Chart and figure data:
=======
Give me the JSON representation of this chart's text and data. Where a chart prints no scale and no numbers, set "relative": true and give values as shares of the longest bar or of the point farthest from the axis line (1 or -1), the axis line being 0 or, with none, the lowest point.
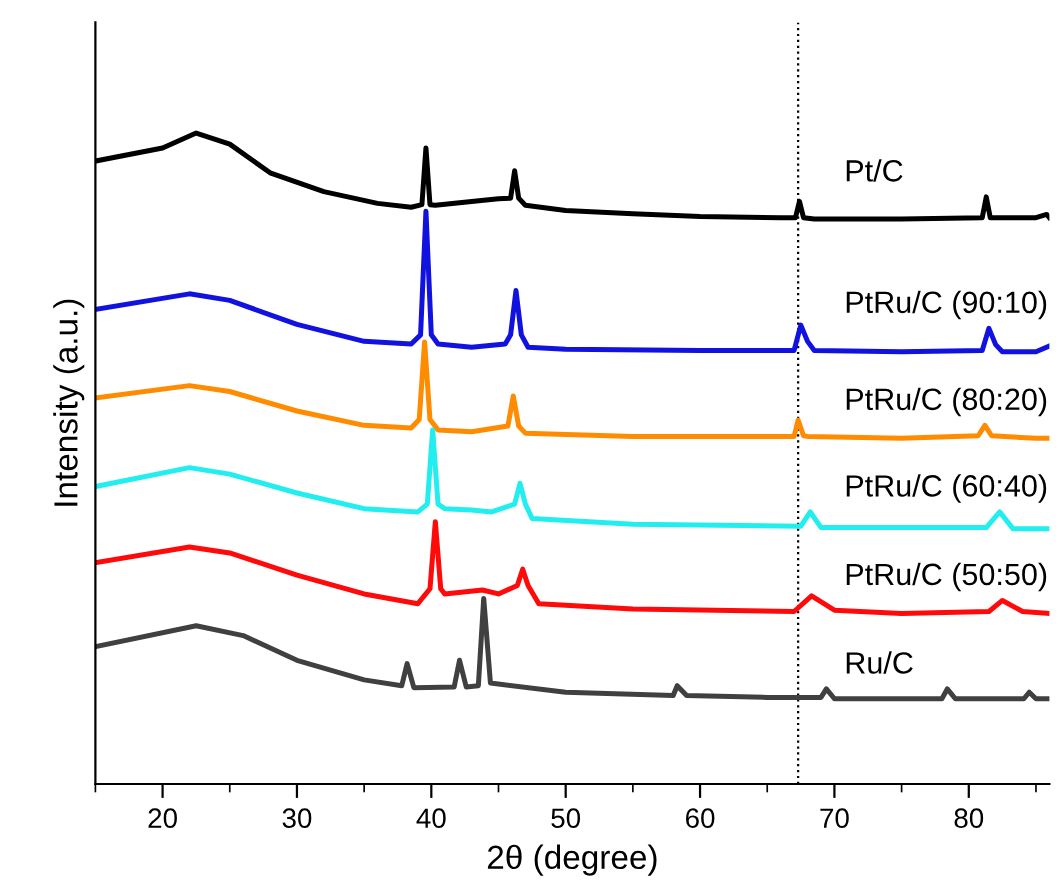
{
  "chart_data": {
    "type": "line",
    "xlabel": "2θ (degree)",
    "ylabel": "Intensity (a.u.)",
    "relative": true,
    "xlim": [
      15,
      86
    ],
    "xticks": [
      20,
      30,
      40,
      50,
      60,
      70,
      80
    ],
    "tick_labels": "x",
    "grid": false,
    "legend": false,
    "marker": "none",
    "line_style": "solid",
    "ref_lines": [
      {
        "axis": "x",
        "value": 67.3,
        "color": "#000000",
        "line_style": "dotted"
      }
    ],
    "series": [
      {
        "name": "Pt/C",
        "color": "#000000",
        "x": [
          15,
          20,
          22.5,
          25,
          28,
          32,
          36,
          38.5,
          39.3,
          39.6,
          39.9,
          40.3,
          43,
          45,
          45.9,
          46.2,
          46.5,
          47,
          50,
          55,
          60,
          66,
          67.1,
          67.4,
          67.7,
          68.5,
          75,
          81,
          81.3,
          81.6,
          82,
          85,
          85.8,
          86
        ],
        "values": [
          0.957,
          0.977,
          1.0,
          0.983,
          0.939,
          0.91,
          0.892,
          0.886,
          0.89,
          0.977,
          0.89,
          0.889,
          0.895,
          0.899,
          0.9,
          0.942,
          0.9,
          0.889,
          0.881,
          0.876,
          0.872,
          0.87,
          0.87,
          0.895,
          0.87,
          0.868,
          0.868,
          0.87,
          0.902,
          0.87,
          0.87,
          0.87,
          0.875,
          0.87
        ]
      },
      {
        "name": "PtRu/C (90:10)",
        "color": "#1212e0",
        "x": [
          15,
          22,
          25,
          30,
          35,
          38.5,
          39.2,
          39.6,
          40.0,
          40.5,
          43,
          45.5,
          45.9,
          46.3,
          46.7,
          47.2,
          50,
          60,
          67.0,
          67.5,
          68.0,
          68.5,
          75,
          81,
          81.5,
          82,
          82.5,
          85,
          86
        ],
        "values": [
          0.729,
          0.753,
          0.743,
          0.706,
          0.68,
          0.676,
          0.69,
          0.88,
          0.69,
          0.676,
          0.671,
          0.676,
          0.69,
          0.758,
          0.69,
          0.671,
          0.668,
          0.666,
          0.666,
          0.705,
          0.68,
          0.666,
          0.664,
          0.666,
          0.7,
          0.675,
          0.664,
          0.664,
          0.673
        ]
      },
      {
        "name": "PtRu/C (80:20)",
        "color": "#ff8c00",
        "x": [
          15,
          22,
          25,
          30,
          35,
          38.5,
          39.1,
          39.5,
          39.9,
          40.5,
          43,
          45.7,
          46.1,
          46.5,
          47,
          55,
          67.0,
          67.3,
          67.7,
          68,
          75,
          80.7,
          81.2,
          81.7,
          85,
          86
        ],
        "values": [
          0.593,
          0.612,
          0.603,
          0.573,
          0.551,
          0.547,
          0.56,
          0.679,
          0.56,
          0.544,
          0.541,
          0.55,
          0.596,
          0.55,
          0.539,
          0.534,
          0.534,
          0.559,
          0.535,
          0.534,
          0.531,
          0.535,
          0.551,
          0.535,
          0.531,
          0.531
        ]
      },
      {
        "name": "PtRu/C (60:40)",
        "color": "#22eef0",
        "x": [
          15,
          22,
          25,
          30,
          35,
          39,
          39.7,
          40.1,
          40.5,
          41,
          43,
          44.5,
          46.2,
          46.6,
          47.0,
          47.5,
          55,
          67.5,
          68.2,
          69,
          75,
          81.3,
          82.3,
          83.3,
          85,
          86
        ],
        "values": [
          0.457,
          0.486,
          0.476,
          0.447,
          0.423,
          0.418,
          0.43,
          0.544,
          0.43,
          0.423,
          0.421,
          0.418,
          0.43,
          0.462,
          0.43,
          0.408,
          0.399,
          0.396,
          0.418,
          0.394,
          0.394,
          0.394,
          0.418,
          0.392,
          0.392,
          0.392
        ]
      },
      {
        "name": "PtRu/C (50:50)",
        "color": "#ff0a0a",
        "x": [
          15,
          22,
          25,
          30,
          35,
          39,
          39.9,
          40.3,
          40.7,
          41,
          43.8,
          45,
          46.4,
          46.8,
          47.2,
          48,
          55,
          67,
          68.3,
          70,
          75,
          81.5,
          82.5,
          84,
          86
        ],
        "values": [
          0.34,
          0.364,
          0.355,
          0.321,
          0.292,
          0.277,
          0.3,
          0.403,
          0.3,
          0.292,
          0.298,
          0.292,
          0.305,
          0.33,
          0.305,
          0.277,
          0.269,
          0.265,
          0.289,
          0.267,
          0.262,
          0.265,
          0.282,
          0.265,
          0.262
        ]
      },
      {
        "name": "Ru/C",
        "color": "#404040",
        "x": [
          15,
          22.5,
          26,
          30,
          35,
          37.8,
          38.2,
          38.7,
          41.7,
          42.1,
          42.6,
          43.5,
          43.9,
          44.4,
          50,
          58,
          58.3,
          59,
          65,
          69,
          69.4,
          70,
          78,
          78.4,
          79,
          84.1,
          84.5,
          85,
          86
        ],
        "values": [
          0.211,
          0.243,
          0.228,
          0.19,
          0.16,
          0.151,
          0.185,
          0.148,
          0.149,
          0.19,
          0.149,
          0.151,
          0.285,
          0.155,
          0.141,
          0.136,
          0.151,
          0.136,
          0.133,
          0.133,
          0.146,
          0.131,
          0.131,
          0.146,
          0.131,
          0.131,
          0.141,
          0.131,
          0.131
        ]
      }
    ]
  }
}
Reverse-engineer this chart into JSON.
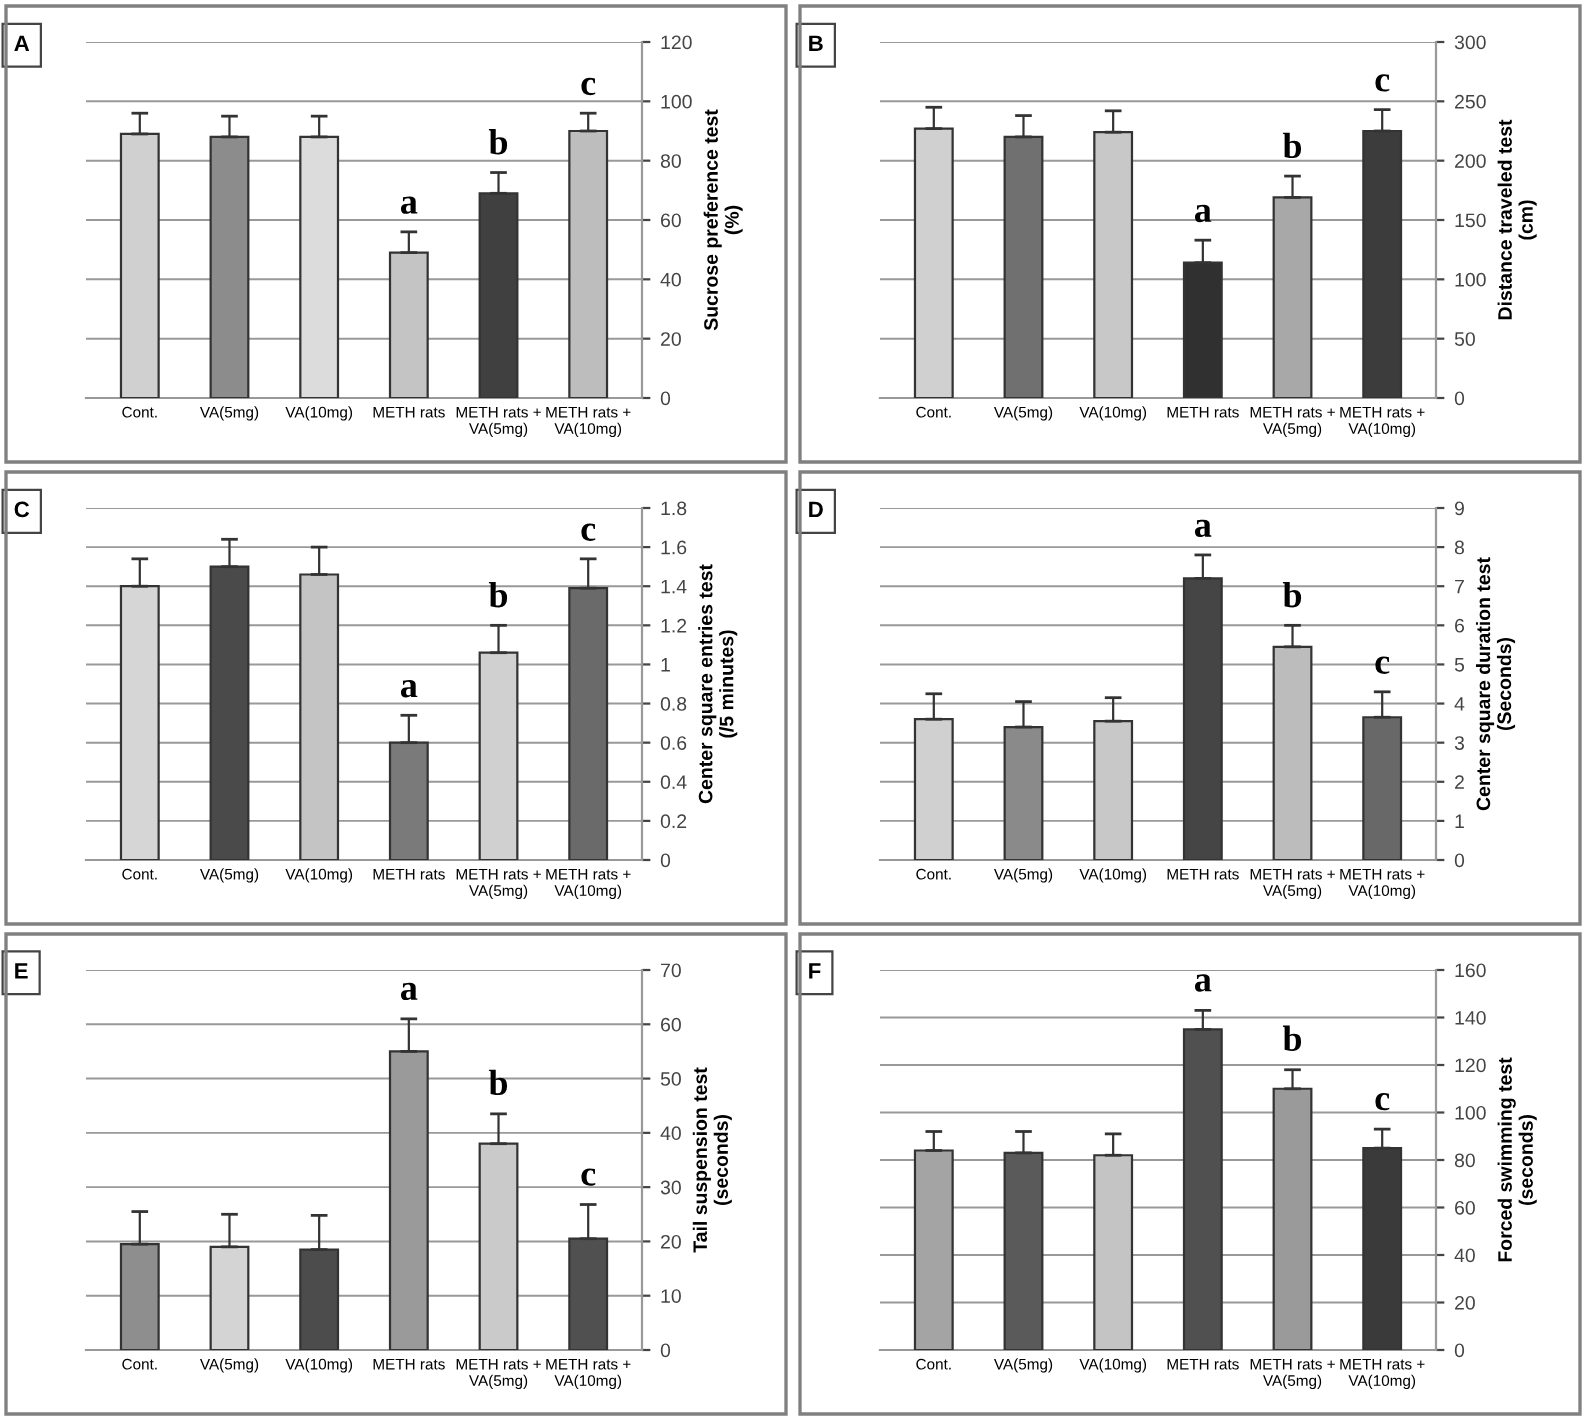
{
  "chart_data": [
    {
      "type": "bar",
      "title": "A",
      "ylabel": "Sucrose preference test\n(%)",
      "categories": [
        "Cont.",
        "VA(5mg)",
        "VA(10mg)",
        "METH rats",
        "METH rats +\nVA(5mg)",
        "METH rats +\nVA(10mg)"
      ],
      "values": [
        89,
        88,
        88,
        49,
        69,
        90
      ],
      "colors": [
        "#d0d0d0",
        "#8c8c8c",
        "#dcdcdc",
        "#c4c4c4",
        "#404040",
        "#bdbdbd"
      ],
      "errors": [
        [
          89,
          96
        ],
        [
          88,
          95
        ],
        [
          88,
          95
        ],
        [
          49,
          56
        ],
        [
          69,
          76
        ],
        [
          90,
          96
        ]
      ],
      "ylim": [
        0,
        120
      ],
      "yticks": [
        0,
        20,
        40,
        60,
        80,
        100,
        120
      ],
      "grid": "y",
      "annotations": [
        "a",
        "b",
        "c"
      ]
    },
    {
      "type": "bar",
      "title": "B",
      "ylabel": "Distance traveled test\n(cm)",
      "categories": [
        "Cont.",
        "VA(5mg)",
        "VA(10mg)",
        "METH rats",
        "METH rats +\nVA(5mg)",
        "METH rats +\nVA(10mg)"
      ],
      "values": [
        227,
        220,
        224,
        114,
        169,
        225
      ],
      "colors": [
        "#d0d0d0",
        "#707070",
        "#c8c8c8",
        "#303030",
        "#a8a8a8",
        "#3c3c3c"
      ],
      "errors": [
        [
          227,
          245
        ],
        [
          220,
          238
        ],
        [
          224,
          242
        ],
        [
          114,
          133
        ],
        [
          169,
          187
        ],
        [
          225,
          243
        ]
      ],
      "ylim": [
        0,
        300
      ],
      "yticks": [
        0,
        50,
        100,
        150,
        200,
        250,
        300
      ],
      "grid": "y",
      "annotations": [
        "a",
        "b",
        "c"
      ]
    },
    {
      "type": "bar",
      "title": "C",
      "ylabel": "Center square entries test\n(/5 minutes)",
      "categories": [
        "Cont.",
        "VA(5mg)",
        "VA(10mg)",
        "METH rats",
        "METH rats +\nVA(5mg)",
        "METH rats +\nVA(10mg)"
      ],
      "values": [
        1.4,
        1.5,
        1.46,
        0.6,
        1.06,
        1.39
      ],
      "colors": [
        "#d6d6d6",
        "#4a4a4a",
        "#c4c4c4",
        "#7a7a7a",
        "#d0d0d0",
        "#6a6a6a"
      ],
      "errors": [
        [
          1.4,
          1.54
        ],
        [
          1.5,
          1.64
        ],
        [
          1.46,
          1.6
        ],
        [
          0.6,
          0.74
        ],
        [
          1.06,
          1.2
        ],
        [
          1.39,
          1.54
        ]
      ],
      "ylim": [
        0,
        1.8
      ],
      "yticks": [
        0,
        0.2,
        0.4,
        0.6,
        0.8,
        1,
        1.2,
        1.4,
        1.6,
        1.8
      ],
      "grid": "y",
      "annotations": [
        "a",
        "b",
        "c"
      ]
    },
    {
      "type": "bar",
      "title": "D",
      "ylabel": "Center square duration test\n(Seconds)",
      "categories": [
        "Cont.",
        "VA(5mg)",
        "VA(10mg)",
        "METH rats",
        "METH rats +\nVA(5mg)",
        "METH rats +\nVA(10mg)"
      ],
      "values": [
        3.6,
        3.4,
        3.55,
        7.2,
        5.45,
        3.65
      ],
      "colors": [
        "#d0d0d0",
        "#8a8a8a",
        "#c8c8c8",
        "#454545",
        "#bcbcbc",
        "#686868"
      ],
      "errors": [
        [
          3.6,
          4.25
        ],
        [
          3.4,
          4.05
        ],
        [
          3.55,
          4.15
        ],
        [
          7.2,
          7.8
        ],
        [
          5.45,
          6.0
        ],
        [
          3.65,
          4.3
        ]
      ],
      "ylim": [
        0,
        9
      ],
      "yticks": [
        0,
        1,
        2,
        3,
        4,
        5,
        6,
        7,
        8,
        9
      ],
      "grid": "y",
      "annotations": [
        "a",
        "b",
        "c"
      ]
    },
    {
      "type": "bar",
      "title": "E",
      "ylabel": "Tail suspension test\n(seconds)",
      "categories": [
        "Cont.",
        "VA(5mg)",
        "VA(10mg)",
        "METH rats",
        "METH rats +\nVA(5mg)",
        "METH rats +\nVA(10mg)"
      ],
      "values": [
        19.5,
        19,
        18.5,
        55,
        38,
        20.5
      ],
      "colors": [
        "#8e8e8e",
        "#d4d4d4",
        "#4c4c4c",
        "#9a9a9a",
        "#cacaca",
        "#505050"
      ],
      "errors": [
        [
          19.5,
          25.5
        ],
        [
          19,
          25
        ],
        [
          18.5,
          24.8
        ],
        [
          55,
          61
        ],
        [
          38,
          43.5
        ],
        [
          20.5,
          26.8
        ]
      ],
      "ylim": [
        0,
        70
      ],
      "yticks": [
        0,
        10,
        20,
        30,
        40,
        50,
        60,
        70
      ],
      "grid": "y",
      "annotations": [
        "a",
        "b",
        "c"
      ]
    },
    {
      "type": "bar",
      "title": "F",
      "ylabel": "Forced swimming test\n(seconds)",
      "categories": [
        "Cont.",
        "VA(5mg)",
        "VA(10mg)",
        "METH rats",
        "METH rats +\nVA(5mg)",
        "METH rats +\nVA(10mg)"
      ],
      "values": [
        84,
        83,
        82,
        135,
        110,
        85
      ],
      "colors": [
        "#a4a4a4",
        "#5a5a5a",
        "#c4c4c4",
        "#505050",
        "#9a9a9a",
        "#3a3a3a"
      ],
      "errors": [
        [
          84,
          92
        ],
        [
          83,
          92
        ],
        [
          82,
          91
        ],
        [
          135,
          143
        ],
        [
          110,
          118
        ],
        [
          85,
          93
        ]
      ],
      "ylim": [
        0,
        160
      ],
      "yticks": [
        0,
        20,
        40,
        60,
        80,
        100,
        120,
        140,
        160
      ],
      "grid": "y",
      "annotations": [
        "a",
        "b",
        "c"
      ]
    }
  ]
}
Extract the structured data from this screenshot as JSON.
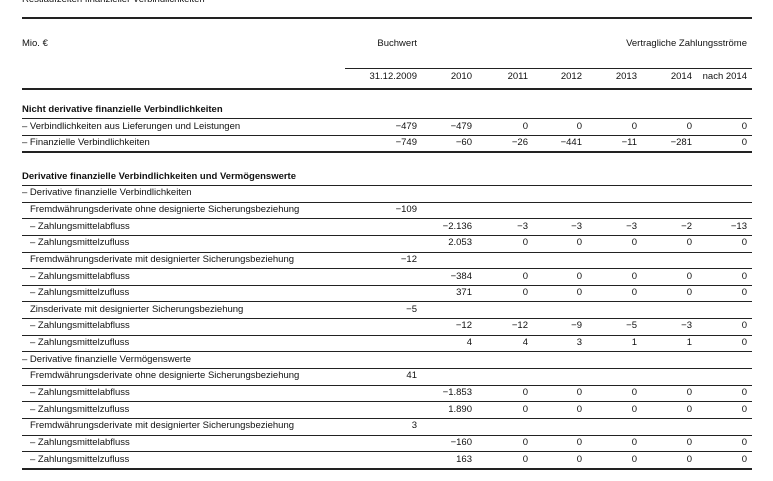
{
  "title": "Restlaufzeiten finanzieller Verbindlichkeiten",
  "table": {
    "unit": "Mio. €",
    "book_header": "Buchwert",
    "flow_header": "Vertragliche Zahlungsströme",
    "book_date": "31.12.2009",
    "years": [
      "2010",
      "2011",
      "2012",
      "2013",
      "2014",
      "nach 2014"
    ],
    "rows": [
      {
        "label": "Nicht derivative finanzielle Verbindlichkeiten",
        "kind": "section"
      },
      {
        "label": "– Verbindlichkeiten aus Lieferungen und Leistungen",
        "book": "−479",
        "flows": [
          "−479",
          "0",
          "0",
          "0",
          "0",
          "0"
        ]
      },
      {
        "label": "– Finanzielle Verbindlichkeiten",
        "book": "−749",
        "flows": [
          "−60",
          "−26",
          "−441",
          "−11",
          "−281",
          "0"
        ]
      },
      {
        "label": "Derivative finanzielle Verbindlichkeiten und Vermögenswerte",
        "kind": "section"
      },
      {
        "label": "– Derivative finanzielle Verbindlichkeiten"
      },
      {
        "label": "Fremdwährungsderivate ohne designierte Sicherungsbeziehung",
        "book": "−109",
        "kind": "indent"
      },
      {
        "label": "– Zahlungsmittelabfluss",
        "flows": [
          "−2.136",
          "−3",
          "−3",
          "−3",
          "−2",
          "−13"
        ],
        "kind": "indent"
      },
      {
        "label": "– Zahlungsmittelzufluss",
        "flows": [
          "2.053",
          "0",
          "0",
          "0",
          "0",
          "0"
        ],
        "kind": "indent"
      },
      {
        "label": "Fremdwährungsderivate mit designierter Sicherungsbeziehung",
        "book": "−12",
        "kind": "indent"
      },
      {
        "label": "– Zahlungsmittelabfluss",
        "flows": [
          "−384",
          "0",
          "0",
          "0",
          "0",
          "0"
        ],
        "kind": "indent"
      },
      {
        "label": "– Zahlungsmittelzufluss",
        "flows": [
          "371",
          "0",
          "0",
          "0",
          "0",
          "0"
        ],
        "kind": "indent"
      },
      {
        "label": "Zinsderivate mit designierter Sicherungsbeziehung",
        "book": "−5",
        "kind": "indent"
      },
      {
        "label": "– Zahlungsmittelabfluss",
        "flows": [
          "−12",
          "−12",
          "−9",
          "−5",
          "−3",
          "0"
        ],
        "kind": "indent"
      },
      {
        "label": "– Zahlungsmittelzufluss",
        "flows": [
          "4",
          "4",
          "3",
          "1",
          "1",
          "0"
        ],
        "kind": "indent"
      },
      {
        "label": "– Derivative finanzielle Vermögenswerte"
      },
      {
        "label": "Fremdwährungsderivate ohne designierte Sicherungsbeziehung",
        "book": "41",
        "kind": "indent"
      },
      {
        "label": "– Zahlungsmittelabfluss",
        "flows": [
          "−1.853",
          "0",
          "0",
          "0",
          "0",
          "0"
        ],
        "kind": "indent"
      },
      {
        "label": "– Zahlungsmittelzufluss",
        "flows": [
          "1.890",
          "0",
          "0",
          "0",
          "0",
          "0"
        ],
        "kind": "indent"
      },
      {
        "label": "Fremdwährungsderivate mit designierter Sicherungsbeziehung",
        "book": "3",
        "kind": "indent"
      },
      {
        "label": "– Zahlungsmittelabfluss",
        "flows": [
          "−160",
          "0",
          "0",
          "0",
          "0",
          "0"
        ],
        "kind": "indent"
      },
      {
        "label": "– Zahlungsmittelzufluss",
        "flows": [
          "163",
          "0",
          "0",
          "0",
          "0",
          "0"
        ],
        "kind": "indent"
      }
    ]
  }
}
=======
| WHAT TO PRODUCE |
Provide only the number of lines in the records containing the string "this".

| CORRECT OUTPUT |
3